REQUIREMENTS: Extract every entry word for word. Skip the pictures.

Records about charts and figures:
- - - - -
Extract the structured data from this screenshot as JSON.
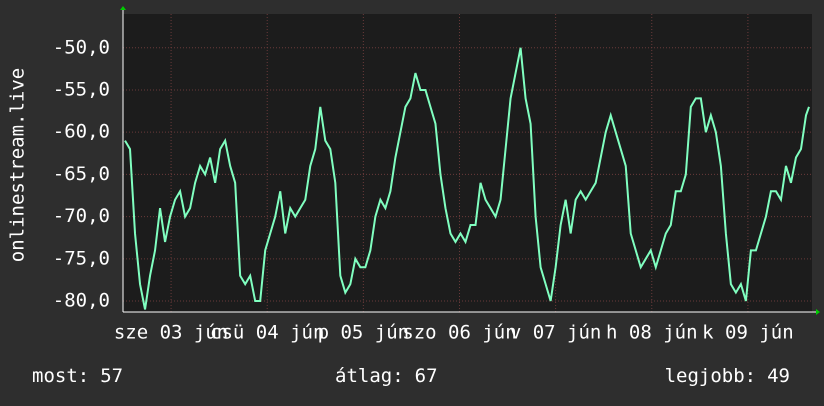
{
  "chart_data": {
    "type": "line",
    "ylabel": "onlinestream.live",
    "xlim": [
      0,
      172
    ],
    "ylim": [
      -81.3,
      -46
    ],
    "yticks": [
      {
        "value": -50,
        "label": "-50,0"
      },
      {
        "value": -55,
        "label": "-55,0"
      },
      {
        "value": -60,
        "label": "-60,0"
      },
      {
        "value": -65,
        "label": "-65,0"
      },
      {
        "value": -70,
        "label": "-70,0"
      },
      {
        "value": -75,
        "label": "-75,0"
      },
      {
        "value": -80,
        "label": "-80,0"
      }
    ],
    "xticks": [
      {
        "value": 12,
        "label": "sze 03 jún"
      },
      {
        "value": 36,
        "label": "csü 04 jún"
      },
      {
        "value": 60,
        "label": "p 05 jún"
      },
      {
        "value": 84,
        "label": "szo 06 jún"
      },
      {
        "value": 108,
        "label": "v 07 jún"
      },
      {
        "value": 132,
        "label": "h 08 jún"
      },
      {
        "value": 156,
        "label": "k 09 jún"
      }
    ],
    "grid": true,
    "series": [
      {
        "color": "#80ffc0",
        "x": [
          0.5,
          1.75,
          3,
          4.25,
          5.5,
          6.75,
          8,
          9.25,
          10.5,
          11.75,
          13,
          14.25,
          15.5,
          16.75,
          18,
          19.25,
          20.5,
          21.75,
          23,
          24.25,
          25.5,
          26.75,
          28,
          29.25,
          30.5,
          31.75,
          33,
          34.25,
          35.5,
          36.75,
          38,
          39.25,
          40.5,
          41.75,
          43,
          44.25,
          45.5,
          46.75,
          48,
          49.25,
          50.5,
          51.75,
          53,
          54.25,
          55.5,
          56.75,
          58,
          59.25,
          60.5,
          61.75,
          63,
          64.25,
          65.5,
          66.75,
          68,
          69.25,
          70.5,
          71.75,
          73,
          74.25,
          75.5,
          76.75,
          78,
          79.25,
          80.5,
          81.75,
          83,
          84.25,
          85.5,
          86.75,
          88,
          89.25,
          90.5,
          91.75,
          93,
          94.25,
          95.5,
          96.75,
          98,
          99.25,
          100.5,
          101.75,
          103,
          104.25,
          105.5,
          106.75,
          108,
          109.25,
          110.5,
          111.75,
          113,
          114.25,
          115.5,
          116.75,
          118,
          119.25,
          120.5,
          121.75,
          123,
          124.25,
          125.5,
          126.75,
          128,
          129.25,
          130.5,
          131.75,
          133,
          134.25,
          135.5,
          136.75,
          138,
          139.25,
          140.5,
          141.75,
          143,
          144.25,
          145.5,
          146.75,
          148,
          149.25,
          150.5,
          151.75,
          153,
          154.25,
          155.5,
          156.75,
          158,
          159.25,
          160.5,
          161.75,
          163,
          164.25,
          165.5,
          166.75,
          168,
          169.25,
          170.5,
          171.25
        ],
        "values": [
          -61,
          -62,
          -72,
          -78,
          -81,
          -77,
          -74,
          -69,
          -73,
          -70,
          -68,
          -67,
          -70,
          -69,
          -66,
          -64,
          -65,
          -63,
          -66,
          -62,
          -61,
          -64,
          -66,
          -77,
          -78,
          -77,
          -80,
          -80,
          -74,
          -72,
          -70,
          -67,
          -72,
          -69,
          -70,
          -69,
          -68,
          -64,
          -62,
          -57,
          -61,
          -62,
          -66,
          -77,
          -79,
          -78,
          -75,
          -76,
          -76,
          -74,
          -70,
          -68,
          -69,
          -67,
          -63,
          -60,
          -57,
          -56,
          -53,
          -55,
          -55,
          -57,
          -59,
          -65,
          -69,
          -72,
          -73,
          -72,
          -73,
          -71,
          -71,
          -66,
          -68,
          -69,
          -70,
          -68,
          -62,
          -56,
          -53,
          -50,
          -56,
          -59,
          -70,
          -76,
          -78,
          -80,
          -76,
          -71,
          -68,
          -72,
          -68,
          -67,
          -68,
          -67,
          -66,
          -63,
          -60,
          -58,
          -60,
          -62,
          -64,
          -72,
          -74,
          -76,
          -75,
          -74,
          -76,
          -74,
          -72,
          -71,
          -67,
          -67,
          -65,
          -57,
          -56,
          -56,
          -60,
          -58,
          -60,
          -64,
          -72,
          -78,
          -79,
          -78,
          -80,
          -74,
          -74,
          -72,
          -70,
          -67,
          -67,
          -68,
          -64,
          -66,
          -63,
          -62,
          -58,
          -57
        ]
      }
    ],
    "stats": [
      {
        "label": "most:",
        "value": 57
      },
      {
        "label": "átlag:",
        "value": 67
      },
      {
        "label": "legjobb:",
        "value": 49
      }
    ]
  }
}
- - - - -
WRITTEN REPLY:
Extract the structured data from this screenshot as JSON.
{
  "chart_data": {
    "type": "line",
    "ylabel": "onlinestream.live",
    "xlim": [
      0,
      172
    ],
    "ylim": [
      -81.3,
      -46
    ],
    "yticks": [
      {
        "value": -50,
        "label": "-50,0"
      },
      {
        "value": -55,
        "label": "-55,0"
      },
      {
        "value": -60,
        "label": "-60,0"
      },
      {
        "value": -65,
        "label": "-65,0"
      },
      {
        "value": -70,
        "label": "-70,0"
      },
      {
        "value": -75,
        "label": "-75,0"
      },
      {
        "value": -80,
        "label": "-80,0"
      }
    ],
    "xticks": [
      {
        "value": 12,
        "label": "sze 03 jún"
      },
      {
        "value": 36,
        "label": "csü 04 jún"
      },
      {
        "value": 60,
        "label": "p 05 jún"
      },
      {
        "value": 84,
        "label": "szo 06 jún"
      },
      {
        "value": 108,
        "label": "v 07 jún"
      },
      {
        "value": 132,
        "label": "h 08 jún"
      },
      {
        "value": 156,
        "label": "k 09 jún"
      }
    ],
    "grid": true,
    "series": [
      {
        "color": "#80ffc0",
        "x": [
          0.5,
          1.75,
          3,
          4.25,
          5.5,
          6.75,
          8,
          9.25,
          10.5,
          11.75,
          13,
          14.25,
          15.5,
          16.75,
          18,
          19.25,
          20.5,
          21.75,
          23,
          24.25,
          25.5,
          26.75,
          28,
          29.25,
          30.5,
          31.75,
          33,
          34.25,
          35.5,
          36.75,
          38,
          39.25,
          40.5,
          41.75,
          43,
          44.25,
          45.5,
          46.75,
          48,
          49.25,
          50.5,
          51.75,
          53,
          54.25,
          55.5,
          56.75,
          58,
          59.25,
          60.5,
          61.75,
          63,
          64.25,
          65.5,
          66.75,
          68,
          69.25,
          70.5,
          71.75,
          73,
          74.25,
          75.5,
          76.75,
          78,
          79.25,
          80.5,
          81.75,
          83,
          84.25,
          85.5,
          86.75,
          88,
          89.25,
          90.5,
          91.75,
          93,
          94.25,
          95.5,
          96.75,
          98,
          99.25,
          100.5,
          101.75,
          103,
          104.25,
          105.5,
          106.75,
          108,
          109.25,
          110.5,
          111.75,
          113,
          114.25,
          115.5,
          116.75,
          118,
          119.25,
          120.5,
          121.75,
          123,
          124.25,
          125.5,
          126.75,
          128,
          129.25,
          130.5,
          131.75,
          133,
          134.25,
          135.5,
          136.75,
          138,
          139.25,
          140.5,
          141.75,
          143,
          144.25,
          145.5,
          146.75,
          148,
          149.25,
          150.5,
          151.75,
          153,
          154.25,
          155.5,
          156.75,
          158,
          159.25,
          160.5,
          161.75,
          163,
          164.25,
          165.5,
          166.75,
          168,
          169.25,
          170.5,
          171.25
        ],
        "values": [
          -61,
          -62,
          -72,
          -78,
          -81,
          -77,
          -74,
          -69,
          -73,
          -70,
          -68,
          -67,
          -70,
          -69,
          -66,
          -64,
          -65,
          -63,
          -66,
          -62,
          -61,
          -64,
          -66,
          -77,
          -78,
          -77,
          -80,
          -80,
          -74,
          -72,
          -70,
          -67,
          -72,
          -69,
          -70,
          -69,
          -68,
          -64,
          -62,
          -57,
          -61,
          -62,
          -66,
          -77,
          -79,
          -78,
          -75,
          -76,
          -76,
          -74,
          -70,
          -68,
          -69,
          -67,
          -63,
          -60,
          -57,
          -56,
          -53,
          -55,
          -55,
          -57,
          -59,
          -65,
          -69,
          -72,
          -73,
          -72,
          -73,
          -71,
          -71,
          -66,
          -68,
          -69,
          -70,
          -68,
          -62,
          -56,
          -53,
          -50,
          -56,
          -59,
          -70,
          -76,
          -78,
          -80,
          -76,
          -71,
          -68,
          -72,
          -68,
          -67,
          -68,
          -67,
          -66,
          -63,
          -60,
          -58,
          -60,
          -62,
          -64,
          -72,
          -74,
          -76,
          -75,
          -74,
          -76,
          -74,
          -72,
          -71,
          -67,
          -67,
          -65,
          -57,
          -56,
          -56,
          -60,
          -58,
          -60,
          -64,
          -72,
          -78,
          -79,
          -78,
          -80,
          -74,
          -74,
          -72,
          -70,
          -67,
          -67,
          -68,
          -64,
          -66,
          -63,
          -62,
          -58,
          -57
        ]
      }
    ],
    "stats": [
      {
        "label": "most:",
        "value": 57
      },
      {
        "label": "átlag:",
        "value": 67
      },
      {
        "label": "legjobb:",
        "value": 49
      }
    ]
  }
}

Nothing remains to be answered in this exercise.